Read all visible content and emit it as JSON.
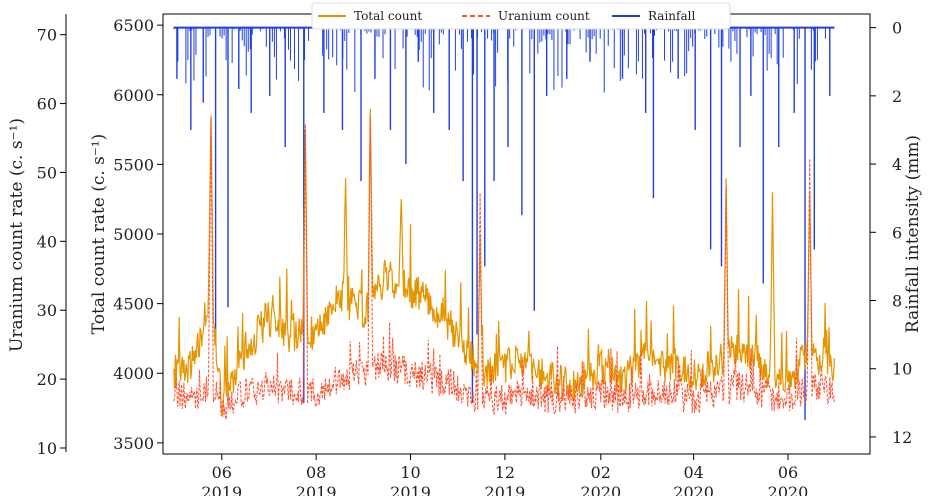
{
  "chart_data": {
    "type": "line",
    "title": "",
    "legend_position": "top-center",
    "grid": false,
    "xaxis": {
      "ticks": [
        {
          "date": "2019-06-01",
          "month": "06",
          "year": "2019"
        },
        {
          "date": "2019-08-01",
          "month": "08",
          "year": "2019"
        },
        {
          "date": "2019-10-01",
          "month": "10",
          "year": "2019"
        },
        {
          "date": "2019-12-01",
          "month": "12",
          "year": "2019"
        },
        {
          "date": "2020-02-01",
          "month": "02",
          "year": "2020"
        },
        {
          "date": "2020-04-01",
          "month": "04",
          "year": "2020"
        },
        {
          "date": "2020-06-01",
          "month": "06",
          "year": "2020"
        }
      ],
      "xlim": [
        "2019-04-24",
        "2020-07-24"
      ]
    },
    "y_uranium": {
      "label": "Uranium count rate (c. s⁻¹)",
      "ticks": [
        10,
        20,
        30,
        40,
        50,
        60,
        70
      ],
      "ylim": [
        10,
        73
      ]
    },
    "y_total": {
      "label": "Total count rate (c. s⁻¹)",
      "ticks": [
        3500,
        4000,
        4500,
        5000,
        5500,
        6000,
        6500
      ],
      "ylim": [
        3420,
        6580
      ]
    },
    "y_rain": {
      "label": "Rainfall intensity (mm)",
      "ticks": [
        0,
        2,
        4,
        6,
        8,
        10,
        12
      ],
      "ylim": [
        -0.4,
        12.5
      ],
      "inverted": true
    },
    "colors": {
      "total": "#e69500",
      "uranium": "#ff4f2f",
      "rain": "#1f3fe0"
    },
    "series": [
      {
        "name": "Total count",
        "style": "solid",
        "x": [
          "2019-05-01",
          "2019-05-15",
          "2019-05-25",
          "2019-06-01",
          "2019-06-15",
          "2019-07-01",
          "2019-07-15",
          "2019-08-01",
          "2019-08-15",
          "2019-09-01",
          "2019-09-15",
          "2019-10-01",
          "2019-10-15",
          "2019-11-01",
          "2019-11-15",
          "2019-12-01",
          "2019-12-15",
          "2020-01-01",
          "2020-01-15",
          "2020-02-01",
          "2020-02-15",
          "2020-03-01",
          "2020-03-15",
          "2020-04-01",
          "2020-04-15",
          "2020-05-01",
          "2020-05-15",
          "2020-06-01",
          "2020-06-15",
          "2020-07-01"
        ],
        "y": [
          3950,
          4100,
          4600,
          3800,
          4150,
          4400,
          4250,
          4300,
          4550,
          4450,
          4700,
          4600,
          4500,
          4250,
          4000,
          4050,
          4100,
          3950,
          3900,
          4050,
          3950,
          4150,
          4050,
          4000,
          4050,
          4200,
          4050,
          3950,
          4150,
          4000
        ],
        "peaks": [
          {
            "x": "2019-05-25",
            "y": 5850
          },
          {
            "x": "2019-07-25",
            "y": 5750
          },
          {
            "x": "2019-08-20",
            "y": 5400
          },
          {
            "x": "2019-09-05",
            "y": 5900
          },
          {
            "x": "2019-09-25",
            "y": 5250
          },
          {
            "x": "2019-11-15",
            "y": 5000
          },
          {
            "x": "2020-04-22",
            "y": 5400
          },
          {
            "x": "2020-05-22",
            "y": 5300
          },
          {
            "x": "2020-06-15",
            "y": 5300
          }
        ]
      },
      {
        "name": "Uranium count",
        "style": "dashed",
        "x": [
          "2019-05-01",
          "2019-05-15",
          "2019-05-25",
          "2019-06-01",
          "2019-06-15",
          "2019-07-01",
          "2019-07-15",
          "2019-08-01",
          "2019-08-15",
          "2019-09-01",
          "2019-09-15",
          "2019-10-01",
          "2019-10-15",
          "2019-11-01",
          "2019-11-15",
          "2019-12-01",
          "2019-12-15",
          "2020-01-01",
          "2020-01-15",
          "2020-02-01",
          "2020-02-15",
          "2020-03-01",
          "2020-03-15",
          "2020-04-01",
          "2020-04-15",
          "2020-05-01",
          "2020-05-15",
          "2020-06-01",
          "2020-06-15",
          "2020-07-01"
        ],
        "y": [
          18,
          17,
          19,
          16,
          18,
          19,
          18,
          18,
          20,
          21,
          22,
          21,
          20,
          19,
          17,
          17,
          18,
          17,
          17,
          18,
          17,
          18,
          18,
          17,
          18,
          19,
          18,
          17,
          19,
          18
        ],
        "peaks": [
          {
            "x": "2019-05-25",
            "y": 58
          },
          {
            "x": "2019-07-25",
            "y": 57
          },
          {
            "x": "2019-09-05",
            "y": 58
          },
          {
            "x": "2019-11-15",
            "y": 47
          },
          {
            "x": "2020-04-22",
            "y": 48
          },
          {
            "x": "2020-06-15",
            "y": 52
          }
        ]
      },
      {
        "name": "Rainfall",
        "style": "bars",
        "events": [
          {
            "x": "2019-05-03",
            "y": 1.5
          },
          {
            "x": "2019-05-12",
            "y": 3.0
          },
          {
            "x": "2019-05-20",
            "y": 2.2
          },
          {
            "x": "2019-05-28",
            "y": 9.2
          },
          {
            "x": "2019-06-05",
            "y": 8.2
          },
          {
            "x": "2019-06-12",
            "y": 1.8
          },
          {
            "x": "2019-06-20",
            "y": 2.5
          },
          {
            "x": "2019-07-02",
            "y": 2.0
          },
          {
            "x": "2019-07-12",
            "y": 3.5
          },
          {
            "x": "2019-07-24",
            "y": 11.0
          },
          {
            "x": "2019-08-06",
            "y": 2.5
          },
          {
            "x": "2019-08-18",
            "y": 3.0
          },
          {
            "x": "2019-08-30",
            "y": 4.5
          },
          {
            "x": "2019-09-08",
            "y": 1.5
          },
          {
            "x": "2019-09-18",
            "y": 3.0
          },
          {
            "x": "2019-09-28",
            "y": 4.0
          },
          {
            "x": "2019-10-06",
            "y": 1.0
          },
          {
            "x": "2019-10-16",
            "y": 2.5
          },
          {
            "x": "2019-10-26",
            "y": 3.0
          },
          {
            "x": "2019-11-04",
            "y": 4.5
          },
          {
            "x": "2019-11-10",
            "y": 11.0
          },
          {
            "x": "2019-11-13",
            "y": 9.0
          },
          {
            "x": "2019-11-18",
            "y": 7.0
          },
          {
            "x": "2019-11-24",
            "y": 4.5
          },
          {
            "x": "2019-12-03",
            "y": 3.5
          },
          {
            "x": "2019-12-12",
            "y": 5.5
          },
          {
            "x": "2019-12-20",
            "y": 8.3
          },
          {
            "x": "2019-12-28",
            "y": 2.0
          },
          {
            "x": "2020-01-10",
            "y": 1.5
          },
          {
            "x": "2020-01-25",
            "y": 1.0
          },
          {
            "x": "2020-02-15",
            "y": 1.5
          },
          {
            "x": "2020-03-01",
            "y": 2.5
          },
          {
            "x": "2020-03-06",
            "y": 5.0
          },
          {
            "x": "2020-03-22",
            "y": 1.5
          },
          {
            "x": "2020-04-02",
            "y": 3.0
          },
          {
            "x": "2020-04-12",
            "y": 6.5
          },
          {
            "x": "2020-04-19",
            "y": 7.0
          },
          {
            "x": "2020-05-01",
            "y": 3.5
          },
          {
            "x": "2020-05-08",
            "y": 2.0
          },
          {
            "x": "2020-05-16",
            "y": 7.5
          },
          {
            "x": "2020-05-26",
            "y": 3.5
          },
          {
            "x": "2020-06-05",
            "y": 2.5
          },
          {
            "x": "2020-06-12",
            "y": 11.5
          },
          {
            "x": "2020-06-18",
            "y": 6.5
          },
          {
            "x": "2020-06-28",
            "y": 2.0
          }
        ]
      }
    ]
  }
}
::::::::::
DESCRIPTION OF THE TASK
Print out the lines exactly, skipping any picture.

RESPONSE
Read all visible content and emit it as JSON.
{
  "chart_data": {
    "type": "line",
    "title": "",
    "legend_position": "top-center",
    "grid": false,
    "xaxis": {
      "ticks": [
        {
          "date": "2019-06-01",
          "month": "06",
          "year": "2019"
        },
        {
          "date": "2019-08-01",
          "month": "08",
          "year": "2019"
        },
        {
          "date": "2019-10-01",
          "month": "10",
          "year": "2019"
        },
        {
          "date": "2019-12-01",
          "month": "12",
          "year": "2019"
        },
        {
          "date": "2020-02-01",
          "month": "02",
          "year": "2020"
        },
        {
          "date": "2020-04-01",
          "month": "04",
          "year": "2020"
        },
        {
          "date": "2020-06-01",
          "month": "06",
          "year": "2020"
        }
      ],
      "xlim": [
        "2019-04-24",
        "2020-07-24"
      ]
    },
    "y_uranium": {
      "label": "Uranium count rate (c. s⁻¹)",
      "ticks": [
        10,
        20,
        30,
        40,
        50,
        60,
        70
      ],
      "ylim": [
        10,
        73
      ]
    },
    "y_total": {
      "label": "Total count rate (c. s⁻¹)",
      "ticks": [
        3500,
        4000,
        4500,
        5000,
        5500,
        6000,
        6500
      ],
      "ylim": [
        3420,
        6580
      ]
    },
    "y_rain": {
      "label": "Rainfall intensity (mm)",
      "ticks": [
        0,
        2,
        4,
        6,
        8,
        10,
        12
      ],
      "ylim": [
        -0.4,
        12.5
      ],
      "inverted": true
    },
    "colors": {
      "total": "#e69500",
      "uranium": "#ff4f2f",
      "rain": "#1f3fe0"
    },
    "series": [
      {
        "name": "Total count",
        "style": "solid",
        "x": [
          "2019-05-01",
          "2019-05-15",
          "2019-05-25",
          "2019-06-01",
          "2019-06-15",
          "2019-07-01",
          "2019-07-15",
          "2019-08-01",
          "2019-08-15",
          "2019-09-01",
          "2019-09-15",
          "2019-10-01",
          "2019-10-15",
          "2019-11-01",
          "2019-11-15",
          "2019-12-01",
          "2019-12-15",
          "2020-01-01",
          "2020-01-15",
          "2020-02-01",
          "2020-02-15",
          "2020-03-01",
          "2020-03-15",
          "2020-04-01",
          "2020-04-15",
          "2020-05-01",
          "2020-05-15",
          "2020-06-01",
          "2020-06-15",
          "2020-07-01"
        ],
        "y": [
          3950,
          4100,
          4600,
          3800,
          4150,
          4400,
          4250,
          4300,
          4550,
          4450,
          4700,
          4600,
          4500,
          4250,
          4000,
          4050,
          4100,
          3950,
          3900,
          4050,
          3950,
          4150,
          4050,
          4000,
          4050,
          4200,
          4050,
          3950,
          4150,
          4000
        ],
        "peaks": [
          {
            "x": "2019-05-25",
            "y": 5850
          },
          {
            "x": "2019-07-25",
            "y": 5750
          },
          {
            "x": "2019-08-20",
            "y": 5400
          },
          {
            "x": "2019-09-05",
            "y": 5900
          },
          {
            "x": "2019-09-25",
            "y": 5250
          },
          {
            "x": "2019-11-15",
            "y": 5000
          },
          {
            "x": "2020-04-22",
            "y": 5400
          },
          {
            "x": "2020-05-22",
            "y": 5300
          },
          {
            "x": "2020-06-15",
            "y": 5300
          }
        ]
      },
      {
        "name": "Uranium count",
        "style": "dashed",
        "x": [
          "2019-05-01",
          "2019-05-15",
          "2019-05-25",
          "2019-06-01",
          "2019-06-15",
          "2019-07-01",
          "2019-07-15",
          "2019-08-01",
          "2019-08-15",
          "2019-09-01",
          "2019-09-15",
          "2019-10-01",
          "2019-10-15",
          "2019-11-01",
          "2019-11-15",
          "2019-12-01",
          "2019-12-15",
          "2020-01-01",
          "2020-01-15",
          "2020-02-01",
          "2020-02-15",
          "2020-03-01",
          "2020-03-15",
          "2020-04-01",
          "2020-04-15",
          "2020-05-01",
          "2020-05-15",
          "2020-06-01",
          "2020-06-15",
          "2020-07-01"
        ],
        "y": [
          18,
          17,
          19,
          16,
          18,
          19,
          18,
          18,
          20,
          21,
          22,
          21,
          20,
          19,
          17,
          17,
          18,
          17,
          17,
          18,
          17,
          18,
          18,
          17,
          18,
          19,
          18,
          17,
          19,
          18
        ],
        "peaks": [
          {
            "x": "2019-05-25",
            "y": 58
          },
          {
            "x": "2019-07-25",
            "y": 57
          },
          {
            "x": "2019-09-05",
            "y": 58
          },
          {
            "x": "2019-11-15",
            "y": 47
          },
          {
            "x": "2020-04-22",
            "y": 48
          },
          {
            "x": "2020-06-15",
            "y": 52
          }
        ]
      },
      {
        "name": "Rainfall",
        "style": "bars",
        "events": [
          {
            "x": "2019-05-03",
            "y": 1.5
          },
          {
            "x": "2019-05-12",
            "y": 3.0
          },
          {
            "x": "2019-05-20",
            "y": 2.2
          },
          {
            "x": "2019-05-28",
            "y": 9.2
          },
          {
            "x": "2019-06-05",
            "y": 8.2
          },
          {
            "x": "2019-06-12",
            "y": 1.8
          },
          {
            "x": "2019-06-20",
            "y": 2.5
          },
          {
            "x": "2019-07-02",
            "y": 2.0
          },
          {
            "x": "2019-07-12",
            "y": 3.5
          },
          {
            "x": "2019-07-24",
            "y": 11.0
          },
          {
            "x": "2019-08-06",
            "y": 2.5
          },
          {
            "x": "2019-08-18",
            "y": 3.0
          },
          {
            "x": "2019-08-30",
            "y": 4.5
          },
          {
            "x": "2019-09-08",
            "y": 1.5
          },
          {
            "x": "2019-09-18",
            "y": 3.0
          },
          {
            "x": "2019-09-28",
            "y": 4.0
          },
          {
            "x": "2019-10-06",
            "y": 1.0
          },
          {
            "x": "2019-10-16",
            "y": 2.5
          },
          {
            "x": "2019-10-26",
            "y": 3.0
          },
          {
            "x": "2019-11-04",
            "y": 4.5
          },
          {
            "x": "2019-11-10",
            "y": 11.0
          },
          {
            "x": "2019-11-13",
            "y": 9.0
          },
          {
            "x": "2019-11-18",
            "y": 7.0
          },
          {
            "x": "2019-11-24",
            "y": 4.5
          },
          {
            "x": "2019-12-03",
            "y": 3.5
          },
          {
            "x": "2019-12-12",
            "y": 5.5
          },
          {
            "x": "2019-12-20",
            "y": 8.3
          },
          {
            "x": "2019-12-28",
            "y": 2.0
          },
          {
            "x": "2020-01-10",
            "y": 1.5
          },
          {
            "x": "2020-01-25",
            "y": 1.0
          },
          {
            "x": "2020-02-15",
            "y": 1.5
          },
          {
            "x": "2020-03-01",
            "y": 2.5
          },
          {
            "x": "2020-03-06",
            "y": 5.0
          },
          {
            "x": "2020-03-22",
            "y": 1.5
          },
          {
            "x": "2020-04-02",
            "y": 3.0
          },
          {
            "x": "2020-04-12",
            "y": 6.5
          },
          {
            "x": "2020-04-19",
            "y": 7.0
          },
          {
            "x": "2020-05-01",
            "y": 3.5
          },
          {
            "x": "2020-05-08",
            "y": 2.0
          },
          {
            "x": "2020-05-16",
            "y": 7.5
          },
          {
            "x": "2020-05-26",
            "y": 3.5
          },
          {
            "x": "2020-06-05",
            "y": 2.5
          },
          {
            "x": "2020-06-12",
            "y": 11.5
          },
          {
            "x": "2020-06-18",
            "y": 6.5
          },
          {
            "x": "2020-06-28",
            "y": 2.0
          }
        ]
      }
    ]
  }
}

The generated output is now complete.